▶ **STATED TASK**
Copy, from the entries below, each line in which the string "What" appears.

▶ **ENTRIES SUPPLIED**

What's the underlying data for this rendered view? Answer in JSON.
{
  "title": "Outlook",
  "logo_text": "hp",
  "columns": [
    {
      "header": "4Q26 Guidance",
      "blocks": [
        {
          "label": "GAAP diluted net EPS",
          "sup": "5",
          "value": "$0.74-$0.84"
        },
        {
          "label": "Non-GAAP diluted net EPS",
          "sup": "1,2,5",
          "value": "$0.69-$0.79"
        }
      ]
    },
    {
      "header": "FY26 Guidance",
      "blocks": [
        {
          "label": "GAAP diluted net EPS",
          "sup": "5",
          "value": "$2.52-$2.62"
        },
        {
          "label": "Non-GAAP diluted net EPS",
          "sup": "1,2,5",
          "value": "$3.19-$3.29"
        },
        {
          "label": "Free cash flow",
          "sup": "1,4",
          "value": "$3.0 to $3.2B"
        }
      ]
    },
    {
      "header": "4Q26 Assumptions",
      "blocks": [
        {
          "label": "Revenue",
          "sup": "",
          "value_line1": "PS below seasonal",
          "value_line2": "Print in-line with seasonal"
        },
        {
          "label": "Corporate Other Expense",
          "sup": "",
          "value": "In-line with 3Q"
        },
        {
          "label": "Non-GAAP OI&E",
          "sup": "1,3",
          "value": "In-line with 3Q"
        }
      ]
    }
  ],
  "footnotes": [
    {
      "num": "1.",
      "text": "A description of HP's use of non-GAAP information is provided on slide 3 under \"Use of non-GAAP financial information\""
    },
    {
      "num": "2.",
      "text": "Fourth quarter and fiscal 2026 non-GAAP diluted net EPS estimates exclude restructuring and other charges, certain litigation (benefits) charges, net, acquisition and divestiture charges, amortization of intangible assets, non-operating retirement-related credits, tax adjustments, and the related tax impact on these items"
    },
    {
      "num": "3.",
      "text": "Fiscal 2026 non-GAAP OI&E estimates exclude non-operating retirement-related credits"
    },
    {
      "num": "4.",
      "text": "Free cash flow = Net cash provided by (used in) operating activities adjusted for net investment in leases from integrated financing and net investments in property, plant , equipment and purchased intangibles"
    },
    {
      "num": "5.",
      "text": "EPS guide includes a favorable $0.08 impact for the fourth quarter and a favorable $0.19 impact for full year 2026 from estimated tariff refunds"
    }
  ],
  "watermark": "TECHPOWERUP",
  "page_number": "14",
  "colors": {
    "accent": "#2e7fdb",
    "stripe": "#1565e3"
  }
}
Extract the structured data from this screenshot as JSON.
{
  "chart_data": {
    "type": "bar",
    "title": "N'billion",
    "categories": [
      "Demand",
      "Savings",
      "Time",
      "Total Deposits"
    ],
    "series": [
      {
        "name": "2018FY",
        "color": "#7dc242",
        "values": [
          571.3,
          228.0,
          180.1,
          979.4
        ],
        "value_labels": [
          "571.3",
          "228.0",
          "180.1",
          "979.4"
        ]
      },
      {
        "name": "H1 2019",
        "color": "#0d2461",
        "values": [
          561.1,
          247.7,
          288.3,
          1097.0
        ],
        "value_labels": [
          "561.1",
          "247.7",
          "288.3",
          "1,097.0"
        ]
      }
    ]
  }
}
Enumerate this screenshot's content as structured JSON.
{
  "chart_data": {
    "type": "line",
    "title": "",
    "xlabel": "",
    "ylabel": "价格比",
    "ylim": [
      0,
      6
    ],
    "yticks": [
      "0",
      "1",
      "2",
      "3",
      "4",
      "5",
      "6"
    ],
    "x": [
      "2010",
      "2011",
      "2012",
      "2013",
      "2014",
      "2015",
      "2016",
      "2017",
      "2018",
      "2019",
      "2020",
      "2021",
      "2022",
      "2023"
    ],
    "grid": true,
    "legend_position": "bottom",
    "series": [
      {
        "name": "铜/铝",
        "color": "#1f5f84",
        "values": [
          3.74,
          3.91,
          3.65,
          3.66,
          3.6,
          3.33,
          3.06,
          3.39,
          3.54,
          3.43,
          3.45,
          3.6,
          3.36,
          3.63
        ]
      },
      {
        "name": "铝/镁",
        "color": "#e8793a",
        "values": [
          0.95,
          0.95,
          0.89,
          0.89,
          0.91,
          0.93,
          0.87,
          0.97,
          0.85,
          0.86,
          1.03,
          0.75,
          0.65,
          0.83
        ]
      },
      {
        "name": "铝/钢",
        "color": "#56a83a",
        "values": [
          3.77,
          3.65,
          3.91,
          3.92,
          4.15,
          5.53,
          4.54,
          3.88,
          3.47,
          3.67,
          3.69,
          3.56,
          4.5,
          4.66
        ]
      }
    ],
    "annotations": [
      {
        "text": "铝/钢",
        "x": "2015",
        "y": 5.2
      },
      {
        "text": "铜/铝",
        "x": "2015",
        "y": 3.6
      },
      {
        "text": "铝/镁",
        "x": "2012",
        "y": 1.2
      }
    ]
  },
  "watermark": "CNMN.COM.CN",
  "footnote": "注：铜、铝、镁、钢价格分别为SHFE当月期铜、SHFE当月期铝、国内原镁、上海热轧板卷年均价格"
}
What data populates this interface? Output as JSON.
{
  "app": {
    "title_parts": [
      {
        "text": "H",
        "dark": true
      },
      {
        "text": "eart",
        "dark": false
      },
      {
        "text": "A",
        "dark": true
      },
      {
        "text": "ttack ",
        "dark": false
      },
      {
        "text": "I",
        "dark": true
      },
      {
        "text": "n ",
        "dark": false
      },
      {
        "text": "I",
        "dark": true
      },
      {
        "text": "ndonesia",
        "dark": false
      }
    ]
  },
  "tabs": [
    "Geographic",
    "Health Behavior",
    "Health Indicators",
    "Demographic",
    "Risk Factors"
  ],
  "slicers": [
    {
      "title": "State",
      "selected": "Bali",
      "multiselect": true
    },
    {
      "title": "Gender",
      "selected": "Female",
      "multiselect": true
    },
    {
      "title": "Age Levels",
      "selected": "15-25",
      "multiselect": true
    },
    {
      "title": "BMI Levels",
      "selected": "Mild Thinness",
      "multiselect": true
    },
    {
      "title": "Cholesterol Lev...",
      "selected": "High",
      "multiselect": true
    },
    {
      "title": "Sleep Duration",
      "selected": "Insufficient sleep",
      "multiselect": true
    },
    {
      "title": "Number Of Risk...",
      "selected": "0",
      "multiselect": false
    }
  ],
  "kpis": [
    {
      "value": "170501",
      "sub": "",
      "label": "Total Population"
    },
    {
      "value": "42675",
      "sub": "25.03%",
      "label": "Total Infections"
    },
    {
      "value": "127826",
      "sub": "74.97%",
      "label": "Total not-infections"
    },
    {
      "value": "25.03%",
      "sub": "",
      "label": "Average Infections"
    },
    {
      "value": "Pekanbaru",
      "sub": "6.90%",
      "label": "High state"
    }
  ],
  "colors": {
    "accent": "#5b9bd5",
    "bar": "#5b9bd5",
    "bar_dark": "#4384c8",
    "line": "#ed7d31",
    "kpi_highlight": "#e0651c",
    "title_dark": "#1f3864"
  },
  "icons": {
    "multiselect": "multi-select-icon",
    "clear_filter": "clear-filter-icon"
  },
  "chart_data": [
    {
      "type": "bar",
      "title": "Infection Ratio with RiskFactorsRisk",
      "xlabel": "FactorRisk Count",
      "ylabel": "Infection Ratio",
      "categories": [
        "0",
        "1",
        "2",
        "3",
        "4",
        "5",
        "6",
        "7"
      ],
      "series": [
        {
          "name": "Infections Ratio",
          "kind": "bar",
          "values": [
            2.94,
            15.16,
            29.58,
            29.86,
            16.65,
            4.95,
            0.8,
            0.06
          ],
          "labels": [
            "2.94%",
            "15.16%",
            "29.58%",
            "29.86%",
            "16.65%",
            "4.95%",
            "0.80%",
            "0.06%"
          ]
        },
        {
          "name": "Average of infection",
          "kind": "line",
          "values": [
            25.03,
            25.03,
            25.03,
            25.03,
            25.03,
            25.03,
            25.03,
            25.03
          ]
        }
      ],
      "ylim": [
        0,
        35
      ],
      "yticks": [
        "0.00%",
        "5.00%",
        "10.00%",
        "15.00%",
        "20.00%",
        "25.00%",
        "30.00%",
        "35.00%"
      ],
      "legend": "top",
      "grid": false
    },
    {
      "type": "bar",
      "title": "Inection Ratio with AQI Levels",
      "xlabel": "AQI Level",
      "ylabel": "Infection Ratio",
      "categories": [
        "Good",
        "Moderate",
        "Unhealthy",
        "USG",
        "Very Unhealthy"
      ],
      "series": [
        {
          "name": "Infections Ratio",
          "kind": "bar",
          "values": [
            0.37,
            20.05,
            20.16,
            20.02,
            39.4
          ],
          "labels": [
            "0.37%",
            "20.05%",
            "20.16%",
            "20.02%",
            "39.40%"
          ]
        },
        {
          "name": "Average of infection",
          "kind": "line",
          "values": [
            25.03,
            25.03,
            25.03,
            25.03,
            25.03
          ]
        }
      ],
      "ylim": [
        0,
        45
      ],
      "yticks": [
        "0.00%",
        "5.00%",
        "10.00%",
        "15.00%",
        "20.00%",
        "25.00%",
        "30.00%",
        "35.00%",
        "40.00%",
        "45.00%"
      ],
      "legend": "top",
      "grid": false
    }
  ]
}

▶ **SOLUTION TO THE PROBLEM**
What's the underlying data for this rendered view? Answer in JSON.
What data populates this interface? Output as JSON.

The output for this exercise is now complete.